● Work to do: Scan the material below for lines with the word "overview" and report how many there are, with nothing added.

--

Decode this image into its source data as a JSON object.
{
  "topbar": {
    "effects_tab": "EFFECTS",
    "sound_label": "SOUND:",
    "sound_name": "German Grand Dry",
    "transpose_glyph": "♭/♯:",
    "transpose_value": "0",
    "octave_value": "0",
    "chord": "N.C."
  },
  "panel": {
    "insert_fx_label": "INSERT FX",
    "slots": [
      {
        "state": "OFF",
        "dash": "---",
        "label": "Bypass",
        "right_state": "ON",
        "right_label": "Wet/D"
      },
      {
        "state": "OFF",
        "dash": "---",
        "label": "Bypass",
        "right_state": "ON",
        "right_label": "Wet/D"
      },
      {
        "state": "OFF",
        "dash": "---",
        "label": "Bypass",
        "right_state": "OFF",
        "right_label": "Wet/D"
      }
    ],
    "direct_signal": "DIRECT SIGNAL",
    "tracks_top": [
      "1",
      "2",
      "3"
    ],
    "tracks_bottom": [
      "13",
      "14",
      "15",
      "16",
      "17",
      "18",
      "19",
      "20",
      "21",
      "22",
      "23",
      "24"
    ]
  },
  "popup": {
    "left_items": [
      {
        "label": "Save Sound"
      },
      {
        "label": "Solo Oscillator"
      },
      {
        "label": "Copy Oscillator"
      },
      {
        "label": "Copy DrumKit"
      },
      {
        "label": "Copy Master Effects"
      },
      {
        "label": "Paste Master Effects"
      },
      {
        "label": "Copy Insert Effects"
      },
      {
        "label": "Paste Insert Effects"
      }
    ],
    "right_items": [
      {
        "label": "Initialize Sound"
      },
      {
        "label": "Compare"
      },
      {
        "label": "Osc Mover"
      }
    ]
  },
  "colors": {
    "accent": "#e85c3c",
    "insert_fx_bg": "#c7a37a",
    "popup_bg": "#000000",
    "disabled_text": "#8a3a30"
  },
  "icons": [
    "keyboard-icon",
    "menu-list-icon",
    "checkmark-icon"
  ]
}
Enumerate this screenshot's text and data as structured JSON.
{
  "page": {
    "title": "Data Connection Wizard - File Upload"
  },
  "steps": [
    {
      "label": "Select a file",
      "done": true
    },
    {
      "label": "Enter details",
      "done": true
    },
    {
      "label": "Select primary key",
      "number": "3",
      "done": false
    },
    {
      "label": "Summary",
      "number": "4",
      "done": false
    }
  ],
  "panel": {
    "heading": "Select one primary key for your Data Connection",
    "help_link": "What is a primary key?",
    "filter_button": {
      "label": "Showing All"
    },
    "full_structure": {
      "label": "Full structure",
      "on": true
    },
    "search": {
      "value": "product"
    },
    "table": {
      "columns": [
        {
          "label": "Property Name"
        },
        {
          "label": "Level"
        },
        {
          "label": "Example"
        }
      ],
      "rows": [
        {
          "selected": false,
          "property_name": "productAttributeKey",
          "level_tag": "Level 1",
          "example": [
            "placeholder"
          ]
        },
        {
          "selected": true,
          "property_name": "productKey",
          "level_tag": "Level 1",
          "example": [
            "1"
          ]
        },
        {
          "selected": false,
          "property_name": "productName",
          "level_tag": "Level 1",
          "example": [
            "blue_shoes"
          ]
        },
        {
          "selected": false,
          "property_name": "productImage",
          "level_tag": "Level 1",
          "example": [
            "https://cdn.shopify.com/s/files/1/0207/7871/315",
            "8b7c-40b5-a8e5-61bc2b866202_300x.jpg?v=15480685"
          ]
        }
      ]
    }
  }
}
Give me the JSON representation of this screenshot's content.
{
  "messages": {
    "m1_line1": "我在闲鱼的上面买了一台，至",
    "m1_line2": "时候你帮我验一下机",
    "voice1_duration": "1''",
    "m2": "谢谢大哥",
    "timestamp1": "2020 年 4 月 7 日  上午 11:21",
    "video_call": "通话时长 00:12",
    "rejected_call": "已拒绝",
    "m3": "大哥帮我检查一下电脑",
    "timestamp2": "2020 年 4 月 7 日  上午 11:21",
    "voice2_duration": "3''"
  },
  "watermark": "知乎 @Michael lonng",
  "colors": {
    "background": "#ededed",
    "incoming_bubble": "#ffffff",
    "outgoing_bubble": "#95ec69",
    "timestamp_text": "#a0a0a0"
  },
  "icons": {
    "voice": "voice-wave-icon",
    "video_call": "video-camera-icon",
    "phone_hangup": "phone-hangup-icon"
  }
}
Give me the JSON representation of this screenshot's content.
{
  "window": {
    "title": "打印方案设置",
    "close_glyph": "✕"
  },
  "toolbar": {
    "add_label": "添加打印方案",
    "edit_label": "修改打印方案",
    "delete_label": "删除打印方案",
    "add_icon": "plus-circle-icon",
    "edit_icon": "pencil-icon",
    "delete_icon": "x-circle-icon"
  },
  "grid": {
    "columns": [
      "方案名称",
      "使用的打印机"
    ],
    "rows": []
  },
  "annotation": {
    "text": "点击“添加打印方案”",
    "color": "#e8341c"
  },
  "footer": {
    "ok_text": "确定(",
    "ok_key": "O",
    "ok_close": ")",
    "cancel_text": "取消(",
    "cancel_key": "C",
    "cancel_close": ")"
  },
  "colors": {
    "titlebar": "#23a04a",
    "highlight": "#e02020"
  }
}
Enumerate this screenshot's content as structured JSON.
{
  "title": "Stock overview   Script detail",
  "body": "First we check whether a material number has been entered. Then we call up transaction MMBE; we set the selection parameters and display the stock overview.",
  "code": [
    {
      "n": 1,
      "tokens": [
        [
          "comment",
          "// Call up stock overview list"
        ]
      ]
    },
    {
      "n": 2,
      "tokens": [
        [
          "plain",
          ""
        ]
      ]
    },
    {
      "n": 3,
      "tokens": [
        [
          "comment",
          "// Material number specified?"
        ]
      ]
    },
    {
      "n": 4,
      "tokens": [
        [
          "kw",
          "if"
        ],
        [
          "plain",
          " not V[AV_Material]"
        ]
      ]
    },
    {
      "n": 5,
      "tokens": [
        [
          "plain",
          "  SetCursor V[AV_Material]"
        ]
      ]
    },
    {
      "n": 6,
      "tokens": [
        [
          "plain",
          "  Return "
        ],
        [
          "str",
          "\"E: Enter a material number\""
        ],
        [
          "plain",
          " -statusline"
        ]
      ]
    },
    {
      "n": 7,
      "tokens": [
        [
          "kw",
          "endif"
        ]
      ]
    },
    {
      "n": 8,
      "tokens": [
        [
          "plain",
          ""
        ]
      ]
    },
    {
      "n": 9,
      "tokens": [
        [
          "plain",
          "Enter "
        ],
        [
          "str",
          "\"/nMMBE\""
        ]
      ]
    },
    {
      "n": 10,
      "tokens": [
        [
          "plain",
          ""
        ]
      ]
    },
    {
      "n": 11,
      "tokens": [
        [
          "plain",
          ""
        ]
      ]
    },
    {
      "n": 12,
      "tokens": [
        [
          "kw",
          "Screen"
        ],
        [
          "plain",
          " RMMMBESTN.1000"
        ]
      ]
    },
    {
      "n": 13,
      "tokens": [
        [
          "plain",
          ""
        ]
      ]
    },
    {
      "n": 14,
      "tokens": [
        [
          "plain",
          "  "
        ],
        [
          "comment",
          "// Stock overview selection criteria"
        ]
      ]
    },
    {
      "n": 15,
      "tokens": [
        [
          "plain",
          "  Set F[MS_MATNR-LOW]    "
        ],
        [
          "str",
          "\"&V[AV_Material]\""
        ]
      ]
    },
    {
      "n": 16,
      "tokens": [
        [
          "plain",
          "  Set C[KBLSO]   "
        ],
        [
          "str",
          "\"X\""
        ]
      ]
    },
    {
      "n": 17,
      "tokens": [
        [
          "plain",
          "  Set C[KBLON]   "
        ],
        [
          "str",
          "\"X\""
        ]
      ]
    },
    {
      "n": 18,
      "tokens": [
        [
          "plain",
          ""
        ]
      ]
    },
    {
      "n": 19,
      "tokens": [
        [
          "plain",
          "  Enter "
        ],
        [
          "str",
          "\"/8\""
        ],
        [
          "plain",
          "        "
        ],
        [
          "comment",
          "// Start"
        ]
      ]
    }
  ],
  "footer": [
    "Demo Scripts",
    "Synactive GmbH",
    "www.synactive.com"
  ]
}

--

● Problem solution: 4